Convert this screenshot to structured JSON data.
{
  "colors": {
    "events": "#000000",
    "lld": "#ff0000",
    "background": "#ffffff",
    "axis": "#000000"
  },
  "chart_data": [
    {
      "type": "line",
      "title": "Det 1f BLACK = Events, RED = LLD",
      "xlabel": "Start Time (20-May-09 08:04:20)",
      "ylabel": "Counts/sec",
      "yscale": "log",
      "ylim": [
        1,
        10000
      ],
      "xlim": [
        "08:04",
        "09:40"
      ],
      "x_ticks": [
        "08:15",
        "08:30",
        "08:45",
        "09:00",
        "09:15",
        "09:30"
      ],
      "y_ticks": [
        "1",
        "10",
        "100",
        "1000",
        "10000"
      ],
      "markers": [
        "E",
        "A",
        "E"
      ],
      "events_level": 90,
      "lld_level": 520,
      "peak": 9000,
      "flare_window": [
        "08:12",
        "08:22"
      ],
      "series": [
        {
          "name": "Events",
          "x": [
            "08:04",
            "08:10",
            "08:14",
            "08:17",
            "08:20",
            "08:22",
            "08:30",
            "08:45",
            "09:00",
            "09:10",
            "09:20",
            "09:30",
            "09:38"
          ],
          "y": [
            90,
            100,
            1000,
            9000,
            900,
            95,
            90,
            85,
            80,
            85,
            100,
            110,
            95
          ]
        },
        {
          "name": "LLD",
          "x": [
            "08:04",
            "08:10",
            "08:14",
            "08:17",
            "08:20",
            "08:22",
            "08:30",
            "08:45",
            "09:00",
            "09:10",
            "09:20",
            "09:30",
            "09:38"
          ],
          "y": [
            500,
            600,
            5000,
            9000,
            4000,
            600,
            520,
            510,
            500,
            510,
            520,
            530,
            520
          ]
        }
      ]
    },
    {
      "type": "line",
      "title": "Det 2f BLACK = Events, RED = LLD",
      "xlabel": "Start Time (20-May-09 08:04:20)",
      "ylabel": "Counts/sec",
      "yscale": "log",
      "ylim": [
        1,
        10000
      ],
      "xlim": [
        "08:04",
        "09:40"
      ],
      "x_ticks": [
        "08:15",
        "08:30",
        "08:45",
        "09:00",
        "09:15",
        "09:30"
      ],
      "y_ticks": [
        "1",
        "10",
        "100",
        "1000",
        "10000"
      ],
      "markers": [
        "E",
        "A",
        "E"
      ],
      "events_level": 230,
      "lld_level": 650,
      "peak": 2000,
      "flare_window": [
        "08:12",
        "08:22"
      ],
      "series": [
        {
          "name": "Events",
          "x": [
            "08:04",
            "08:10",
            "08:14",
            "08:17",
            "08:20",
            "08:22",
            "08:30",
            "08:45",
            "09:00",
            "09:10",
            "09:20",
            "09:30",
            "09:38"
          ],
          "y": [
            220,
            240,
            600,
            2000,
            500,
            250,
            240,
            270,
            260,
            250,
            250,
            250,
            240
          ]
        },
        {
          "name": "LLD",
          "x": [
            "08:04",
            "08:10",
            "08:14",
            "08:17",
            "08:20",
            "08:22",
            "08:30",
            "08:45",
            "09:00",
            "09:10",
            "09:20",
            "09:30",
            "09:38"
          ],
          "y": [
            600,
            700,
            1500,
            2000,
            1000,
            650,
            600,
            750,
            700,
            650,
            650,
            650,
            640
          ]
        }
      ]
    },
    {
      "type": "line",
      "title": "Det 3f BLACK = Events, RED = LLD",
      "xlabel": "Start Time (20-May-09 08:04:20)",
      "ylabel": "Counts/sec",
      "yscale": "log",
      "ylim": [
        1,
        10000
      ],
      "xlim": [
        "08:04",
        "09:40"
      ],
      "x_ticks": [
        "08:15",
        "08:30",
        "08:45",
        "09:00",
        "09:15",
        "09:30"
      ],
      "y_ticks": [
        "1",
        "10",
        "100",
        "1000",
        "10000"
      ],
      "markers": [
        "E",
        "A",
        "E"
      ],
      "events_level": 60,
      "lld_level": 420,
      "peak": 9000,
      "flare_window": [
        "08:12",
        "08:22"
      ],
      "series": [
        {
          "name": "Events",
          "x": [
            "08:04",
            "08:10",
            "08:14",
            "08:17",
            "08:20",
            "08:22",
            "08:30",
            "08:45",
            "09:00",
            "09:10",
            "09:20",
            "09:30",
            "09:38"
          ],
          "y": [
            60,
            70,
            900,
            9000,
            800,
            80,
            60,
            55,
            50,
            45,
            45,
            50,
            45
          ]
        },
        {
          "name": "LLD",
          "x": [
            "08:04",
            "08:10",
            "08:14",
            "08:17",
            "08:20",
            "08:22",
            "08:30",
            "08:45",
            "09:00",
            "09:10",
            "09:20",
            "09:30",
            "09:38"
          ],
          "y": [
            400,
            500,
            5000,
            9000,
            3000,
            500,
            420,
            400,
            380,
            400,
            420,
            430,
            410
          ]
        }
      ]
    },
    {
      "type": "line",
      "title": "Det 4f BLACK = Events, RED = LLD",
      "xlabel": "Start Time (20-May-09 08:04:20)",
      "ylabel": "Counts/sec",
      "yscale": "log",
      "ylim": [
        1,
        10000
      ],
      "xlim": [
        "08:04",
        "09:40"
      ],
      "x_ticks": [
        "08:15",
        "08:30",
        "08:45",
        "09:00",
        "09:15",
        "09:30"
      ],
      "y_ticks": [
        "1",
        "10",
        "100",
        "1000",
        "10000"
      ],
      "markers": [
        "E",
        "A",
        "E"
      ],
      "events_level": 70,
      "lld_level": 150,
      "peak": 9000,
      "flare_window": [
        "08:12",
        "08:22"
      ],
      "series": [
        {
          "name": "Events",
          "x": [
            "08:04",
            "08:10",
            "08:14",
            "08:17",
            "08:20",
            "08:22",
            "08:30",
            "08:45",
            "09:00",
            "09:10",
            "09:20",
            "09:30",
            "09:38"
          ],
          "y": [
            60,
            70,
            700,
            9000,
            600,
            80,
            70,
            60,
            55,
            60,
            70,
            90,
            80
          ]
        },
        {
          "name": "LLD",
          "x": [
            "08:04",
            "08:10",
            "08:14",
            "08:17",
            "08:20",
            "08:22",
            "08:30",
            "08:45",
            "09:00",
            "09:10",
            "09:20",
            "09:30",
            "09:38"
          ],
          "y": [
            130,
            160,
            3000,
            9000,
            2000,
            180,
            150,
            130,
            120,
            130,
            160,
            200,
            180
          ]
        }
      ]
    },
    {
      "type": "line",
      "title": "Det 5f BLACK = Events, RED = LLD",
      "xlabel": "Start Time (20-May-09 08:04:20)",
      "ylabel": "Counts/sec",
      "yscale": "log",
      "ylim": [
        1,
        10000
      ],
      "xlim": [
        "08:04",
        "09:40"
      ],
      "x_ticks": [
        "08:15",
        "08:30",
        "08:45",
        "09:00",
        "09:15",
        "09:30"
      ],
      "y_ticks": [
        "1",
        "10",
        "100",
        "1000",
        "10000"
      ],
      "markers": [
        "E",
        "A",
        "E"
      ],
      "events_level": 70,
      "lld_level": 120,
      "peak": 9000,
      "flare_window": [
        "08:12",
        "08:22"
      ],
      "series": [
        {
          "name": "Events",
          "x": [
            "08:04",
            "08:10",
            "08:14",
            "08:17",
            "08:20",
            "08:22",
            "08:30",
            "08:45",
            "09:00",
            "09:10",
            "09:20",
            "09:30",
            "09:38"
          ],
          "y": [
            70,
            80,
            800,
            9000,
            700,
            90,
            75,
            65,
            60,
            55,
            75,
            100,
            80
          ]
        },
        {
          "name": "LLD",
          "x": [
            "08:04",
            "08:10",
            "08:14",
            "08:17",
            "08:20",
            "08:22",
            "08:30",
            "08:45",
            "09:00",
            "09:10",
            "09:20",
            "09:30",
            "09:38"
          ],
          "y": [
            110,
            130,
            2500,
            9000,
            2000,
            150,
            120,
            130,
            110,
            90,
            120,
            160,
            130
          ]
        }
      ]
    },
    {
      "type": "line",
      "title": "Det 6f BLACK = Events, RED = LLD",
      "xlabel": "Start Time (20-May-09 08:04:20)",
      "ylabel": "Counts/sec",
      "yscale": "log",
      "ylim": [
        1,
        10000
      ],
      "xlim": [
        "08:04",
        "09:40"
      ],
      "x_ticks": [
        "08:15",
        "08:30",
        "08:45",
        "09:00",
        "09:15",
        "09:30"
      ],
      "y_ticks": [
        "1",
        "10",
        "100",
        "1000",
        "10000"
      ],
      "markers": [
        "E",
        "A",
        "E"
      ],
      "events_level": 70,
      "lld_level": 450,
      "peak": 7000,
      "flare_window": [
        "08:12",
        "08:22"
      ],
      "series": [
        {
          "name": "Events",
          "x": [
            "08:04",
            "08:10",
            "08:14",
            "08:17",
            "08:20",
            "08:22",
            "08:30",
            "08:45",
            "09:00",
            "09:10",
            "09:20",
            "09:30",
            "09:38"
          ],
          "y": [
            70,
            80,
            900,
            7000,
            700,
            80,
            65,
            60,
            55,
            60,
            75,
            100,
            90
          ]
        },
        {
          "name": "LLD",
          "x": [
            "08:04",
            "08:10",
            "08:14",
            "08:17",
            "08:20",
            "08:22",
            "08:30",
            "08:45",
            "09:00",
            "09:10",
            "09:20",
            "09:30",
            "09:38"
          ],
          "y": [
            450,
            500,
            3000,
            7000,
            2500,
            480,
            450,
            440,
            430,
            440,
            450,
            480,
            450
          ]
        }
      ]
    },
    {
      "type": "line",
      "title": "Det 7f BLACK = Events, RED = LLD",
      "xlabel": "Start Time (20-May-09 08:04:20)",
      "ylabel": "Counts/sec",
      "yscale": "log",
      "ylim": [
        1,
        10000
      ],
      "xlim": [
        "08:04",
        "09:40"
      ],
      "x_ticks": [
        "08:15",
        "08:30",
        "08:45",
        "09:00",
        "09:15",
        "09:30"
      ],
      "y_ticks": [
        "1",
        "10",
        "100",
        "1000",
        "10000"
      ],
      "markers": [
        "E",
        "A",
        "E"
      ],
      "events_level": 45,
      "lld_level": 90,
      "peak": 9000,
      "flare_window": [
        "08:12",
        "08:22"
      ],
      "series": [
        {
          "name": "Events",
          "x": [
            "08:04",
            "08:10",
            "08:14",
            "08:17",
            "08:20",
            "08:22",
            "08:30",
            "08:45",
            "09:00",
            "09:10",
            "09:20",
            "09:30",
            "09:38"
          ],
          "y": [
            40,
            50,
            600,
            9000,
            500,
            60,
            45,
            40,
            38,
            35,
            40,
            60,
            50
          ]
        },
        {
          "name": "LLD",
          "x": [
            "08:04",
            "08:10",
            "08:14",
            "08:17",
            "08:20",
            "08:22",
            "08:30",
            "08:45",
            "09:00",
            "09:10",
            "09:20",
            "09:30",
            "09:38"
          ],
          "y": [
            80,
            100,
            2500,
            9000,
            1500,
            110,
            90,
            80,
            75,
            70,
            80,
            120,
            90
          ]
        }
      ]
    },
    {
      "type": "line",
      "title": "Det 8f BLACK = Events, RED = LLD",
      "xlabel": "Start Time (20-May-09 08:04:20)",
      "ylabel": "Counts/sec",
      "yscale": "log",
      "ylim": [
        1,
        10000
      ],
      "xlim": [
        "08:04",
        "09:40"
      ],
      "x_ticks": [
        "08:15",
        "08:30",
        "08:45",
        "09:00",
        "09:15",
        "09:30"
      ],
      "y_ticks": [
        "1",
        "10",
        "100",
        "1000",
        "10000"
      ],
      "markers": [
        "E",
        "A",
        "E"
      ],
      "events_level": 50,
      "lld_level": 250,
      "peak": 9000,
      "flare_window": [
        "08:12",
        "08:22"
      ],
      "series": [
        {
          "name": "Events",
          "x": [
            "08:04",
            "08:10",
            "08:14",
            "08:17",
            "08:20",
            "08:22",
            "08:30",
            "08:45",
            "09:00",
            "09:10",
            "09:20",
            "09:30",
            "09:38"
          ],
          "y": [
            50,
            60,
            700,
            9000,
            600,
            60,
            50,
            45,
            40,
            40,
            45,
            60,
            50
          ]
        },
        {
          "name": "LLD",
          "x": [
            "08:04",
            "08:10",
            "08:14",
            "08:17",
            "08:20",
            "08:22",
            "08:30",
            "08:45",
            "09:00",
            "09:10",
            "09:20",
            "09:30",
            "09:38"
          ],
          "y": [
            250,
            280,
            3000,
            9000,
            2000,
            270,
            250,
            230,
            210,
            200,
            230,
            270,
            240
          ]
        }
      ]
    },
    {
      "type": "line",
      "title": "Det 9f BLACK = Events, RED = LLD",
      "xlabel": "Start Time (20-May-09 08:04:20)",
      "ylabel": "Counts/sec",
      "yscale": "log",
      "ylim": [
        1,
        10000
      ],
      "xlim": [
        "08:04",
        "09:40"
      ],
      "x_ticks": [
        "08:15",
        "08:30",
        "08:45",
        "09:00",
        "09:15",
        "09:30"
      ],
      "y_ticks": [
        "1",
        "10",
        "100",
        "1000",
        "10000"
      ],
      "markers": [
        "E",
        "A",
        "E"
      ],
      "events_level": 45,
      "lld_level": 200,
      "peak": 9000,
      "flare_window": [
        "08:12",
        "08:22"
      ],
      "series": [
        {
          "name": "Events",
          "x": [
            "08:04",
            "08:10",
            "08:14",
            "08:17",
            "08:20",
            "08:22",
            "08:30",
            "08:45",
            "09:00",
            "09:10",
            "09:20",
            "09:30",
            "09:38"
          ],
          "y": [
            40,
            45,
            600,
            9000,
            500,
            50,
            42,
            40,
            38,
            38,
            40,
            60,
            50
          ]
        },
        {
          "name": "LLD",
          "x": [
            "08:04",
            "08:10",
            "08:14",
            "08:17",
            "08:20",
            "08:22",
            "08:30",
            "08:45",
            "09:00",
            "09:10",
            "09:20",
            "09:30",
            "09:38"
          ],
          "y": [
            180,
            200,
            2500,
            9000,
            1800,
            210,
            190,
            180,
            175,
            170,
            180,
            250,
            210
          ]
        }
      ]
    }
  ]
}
▬▬▬
◆ **Objective**: Only the number is wanted: how many lines of these entries contain the string "title"?

◆ **Full output**: 9